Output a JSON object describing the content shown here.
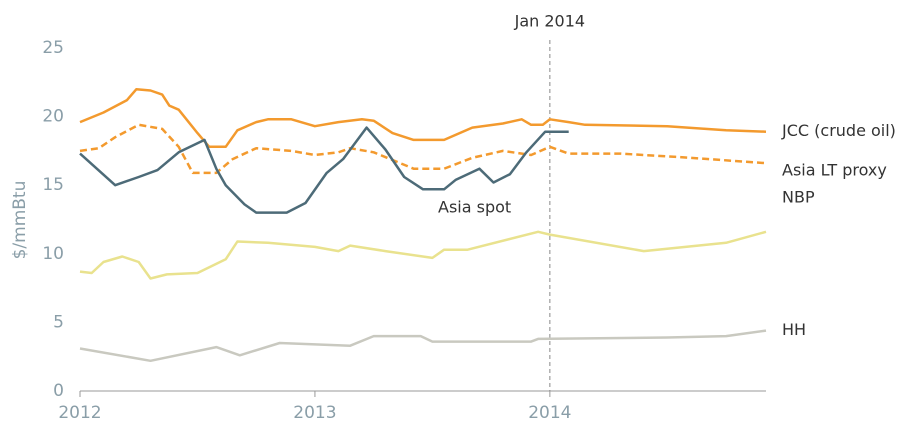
{
  "chart_data": {
    "type": "line",
    "ylabel": "$/mmBtu",
    "xlim": [
      2012,
      2014.92
    ],
    "xticks": [
      2012,
      2013,
      2014
    ],
    "ylim": [
      0,
      25
    ],
    "yticks": [
      0,
      5,
      10,
      15,
      20,
      25
    ],
    "annotations": [
      {
        "text": "Jan 2014",
        "x": 2014
      }
    ],
    "series": [
      {
        "name": "JCC (crude oil)",
        "color": "#f39a2e",
        "style": "solid",
        "x": [
          2012.0,
          2012.1,
          2012.2,
          2012.24,
          2012.3,
          2012.35,
          2012.38,
          2012.42,
          2012.5,
          2012.55,
          2012.62,
          2012.67,
          2012.75,
          2012.8,
          2012.9,
          2013.0,
          2013.1,
          2013.2,
          2013.25,
          2013.33,
          2013.42,
          2013.55,
          2013.67,
          2013.8,
          2013.88,
          2013.92,
          2013.97,
          2014.0,
          2014.08,
          2014.15,
          2014.5,
          2014.75,
          2014.92
        ],
        "values": [
          19.6,
          20.3,
          21.2,
          22.0,
          21.9,
          21.6,
          20.8,
          20.5,
          18.8,
          17.8,
          17.8,
          19.0,
          19.6,
          19.8,
          19.8,
          19.3,
          19.6,
          19.8,
          19.7,
          18.8,
          18.3,
          18.3,
          19.2,
          19.5,
          19.8,
          19.4,
          19.4,
          19.8,
          19.6,
          19.4,
          19.3,
          19.0,
          18.9
        ]
      },
      {
        "name": "Asia LT proxy",
        "color": "#f39a2e",
        "style": "dashed",
        "x": [
          2012.0,
          2012.08,
          2012.15,
          2012.25,
          2012.35,
          2012.42,
          2012.48,
          2012.58,
          2012.65,
          2012.75,
          2012.9,
          2013.0,
          2013.1,
          2013.15,
          2013.25,
          2013.35,
          2013.42,
          2013.55,
          2013.67,
          2013.8,
          2013.92,
          2014.0,
          2014.08,
          2014.3,
          2014.6,
          2014.92
        ],
        "values": [
          17.5,
          17.7,
          18.5,
          19.4,
          19.1,
          17.8,
          15.9,
          15.9,
          16.9,
          17.7,
          17.5,
          17.2,
          17.4,
          17.7,
          17.4,
          16.7,
          16.2,
          16.2,
          17.0,
          17.5,
          17.2,
          17.8,
          17.3,
          17.3,
          17.0,
          16.6
        ]
      },
      {
        "name": "Asia spot",
        "color": "#4d6b78",
        "style": "solid",
        "x": [
          2012.0,
          2012.15,
          2012.25,
          2012.33,
          2012.42,
          2012.53,
          2012.58,
          2012.62,
          2012.7,
          2012.75,
          2012.88,
          2012.96,
          2013.05,
          2013.12,
          2013.22,
          2013.3,
          2013.38,
          2013.46,
          2013.55,
          2013.6,
          2013.7,
          2013.76,
          2013.83,
          2013.9,
          2013.98,
          2014.08
        ],
        "values": [
          17.3,
          15.0,
          15.6,
          16.1,
          17.4,
          18.3,
          16.2,
          15.0,
          13.6,
          13.0,
          13.0,
          13.7,
          15.9,
          16.9,
          19.2,
          17.6,
          15.6,
          14.7,
          14.7,
          15.4,
          16.2,
          15.2,
          15.8,
          17.4,
          18.9,
          18.9
        ]
      },
      {
        "name": "NBP",
        "color": "#e9e28e",
        "style": "solid",
        "x": [
          2012.0,
          2012.05,
          2012.1,
          2012.18,
          2012.25,
          2012.3,
          2012.37,
          2012.5,
          2012.62,
          2012.67,
          2012.8,
          2013.0,
          2013.1,
          2013.15,
          2013.3,
          2013.5,
          2013.55,
          2013.65,
          2013.95,
          2014.0,
          2014.4,
          2014.75,
          2014.92
        ],
        "values": [
          8.7,
          8.6,
          9.4,
          9.8,
          9.4,
          8.2,
          8.5,
          8.6,
          9.6,
          10.9,
          10.8,
          10.5,
          10.2,
          10.6,
          10.2,
          9.7,
          10.3,
          10.3,
          11.6,
          11.4,
          10.2,
          10.8,
          11.6
        ]
      },
      {
        "name": "HH",
        "color": "#c9c9c0",
        "style": "solid",
        "x": [
          2012.0,
          2012.3,
          2012.58,
          2012.68,
          2012.85,
          2013.15,
          2013.25,
          2013.45,
          2013.5,
          2013.92,
          2013.95,
          2014.5,
          2014.75,
          2014.92
        ],
        "values": [
          3.1,
          2.2,
          3.2,
          2.6,
          3.5,
          3.3,
          4.0,
          4.0,
          3.6,
          3.6,
          3.8,
          3.9,
          4.0,
          4.4
        ]
      }
    ]
  }
}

::::

| YOUR GOAL |
Copy out all the entries exactly. Images stay out of the copy.

| OUTPUT OF THE TASK |
Output a JSON object describing the content shown here.
{
  "chart_data": {
    "type": "line",
    "ylabel": "$/mmBtu",
    "xlim": [
      2012,
      2014.92
    ],
    "xticks": [
      2012,
      2013,
      2014
    ],
    "ylim": [
      0,
      25
    ],
    "yticks": [
      0,
      5,
      10,
      15,
      20,
      25
    ],
    "annotations": [
      {
        "text": "Jan 2014",
        "x": 2014
      }
    ],
    "series": [
      {
        "name": "JCC (crude oil)",
        "color": "#f39a2e",
        "style": "solid",
        "x": [
          2012.0,
          2012.1,
          2012.2,
          2012.24,
          2012.3,
          2012.35,
          2012.38,
          2012.42,
          2012.5,
          2012.55,
          2012.62,
          2012.67,
          2012.75,
          2012.8,
          2012.9,
          2013.0,
          2013.1,
          2013.2,
          2013.25,
          2013.33,
          2013.42,
          2013.55,
          2013.67,
          2013.8,
          2013.88,
          2013.92,
          2013.97,
          2014.0,
          2014.08,
          2014.15,
          2014.5,
          2014.75,
          2014.92
        ],
        "values": [
          19.6,
          20.3,
          21.2,
          22.0,
          21.9,
          21.6,
          20.8,
          20.5,
          18.8,
          17.8,
          17.8,
          19.0,
          19.6,
          19.8,
          19.8,
          19.3,
          19.6,
          19.8,
          19.7,
          18.8,
          18.3,
          18.3,
          19.2,
          19.5,
          19.8,
          19.4,
          19.4,
          19.8,
          19.6,
          19.4,
          19.3,
          19.0,
          18.9
        ]
      },
      {
        "name": "Asia LT proxy",
        "color": "#f39a2e",
        "style": "dashed",
        "x": [
          2012.0,
          2012.08,
          2012.15,
          2012.25,
          2012.35,
          2012.42,
          2012.48,
          2012.58,
          2012.65,
          2012.75,
          2012.9,
          2013.0,
          2013.1,
          2013.15,
          2013.25,
          2013.35,
          2013.42,
          2013.55,
          2013.67,
          2013.8,
          2013.92,
          2014.0,
          2014.08,
          2014.3,
          2014.6,
          2014.92
        ],
        "values": [
          17.5,
          17.7,
          18.5,
          19.4,
          19.1,
          17.8,
          15.9,
          15.9,
          16.9,
          17.7,
          17.5,
          17.2,
          17.4,
          17.7,
          17.4,
          16.7,
          16.2,
          16.2,
          17.0,
          17.5,
          17.2,
          17.8,
          17.3,
          17.3,
          17.0,
          16.6
        ]
      },
      {
        "name": "Asia spot",
        "color": "#4d6b78",
        "style": "solid",
        "x": [
          2012.0,
          2012.15,
          2012.25,
          2012.33,
          2012.42,
          2012.53,
          2012.58,
          2012.62,
          2012.7,
          2012.75,
          2012.88,
          2012.96,
          2013.05,
          2013.12,
          2013.22,
          2013.3,
          2013.38,
          2013.46,
          2013.55,
          2013.6,
          2013.7,
          2013.76,
          2013.83,
          2013.9,
          2013.98,
          2014.08
        ],
        "values": [
          17.3,
          15.0,
          15.6,
          16.1,
          17.4,
          18.3,
          16.2,
          15.0,
          13.6,
          13.0,
          13.0,
          13.7,
          15.9,
          16.9,
          19.2,
          17.6,
          15.6,
          14.7,
          14.7,
          15.4,
          16.2,
          15.2,
          15.8,
          17.4,
          18.9,
          18.9
        ]
      },
      {
        "name": "NBP",
        "color": "#e9e28e",
        "style": "solid",
        "x": [
          2012.0,
          2012.05,
          2012.1,
          2012.18,
          2012.25,
          2012.3,
          2012.37,
          2012.5,
          2012.62,
          2012.67,
          2012.8,
          2013.0,
          2013.1,
          2013.15,
          2013.3,
          2013.5,
          2013.55,
          2013.65,
          2013.95,
          2014.0,
          2014.4,
          2014.75,
          2014.92
        ],
        "values": [
          8.7,
          8.6,
          9.4,
          9.8,
          9.4,
          8.2,
          8.5,
          8.6,
          9.6,
          10.9,
          10.8,
          10.5,
          10.2,
          10.6,
          10.2,
          9.7,
          10.3,
          10.3,
          11.6,
          11.4,
          10.2,
          10.8,
          11.6
        ]
      },
      {
        "name": "HH",
        "color": "#c9c9c0",
        "style": "solid",
        "x": [
          2012.0,
          2012.3,
          2012.58,
          2012.68,
          2012.85,
          2013.15,
          2013.25,
          2013.45,
          2013.5,
          2013.92,
          2013.95,
          2014.5,
          2014.75,
          2014.92
        ],
        "values": [
          3.1,
          2.2,
          3.2,
          2.6,
          3.5,
          3.3,
          4.0,
          4.0,
          3.6,
          3.6,
          3.8,
          3.9,
          4.0,
          4.4
        ]
      }
    ]
  }
}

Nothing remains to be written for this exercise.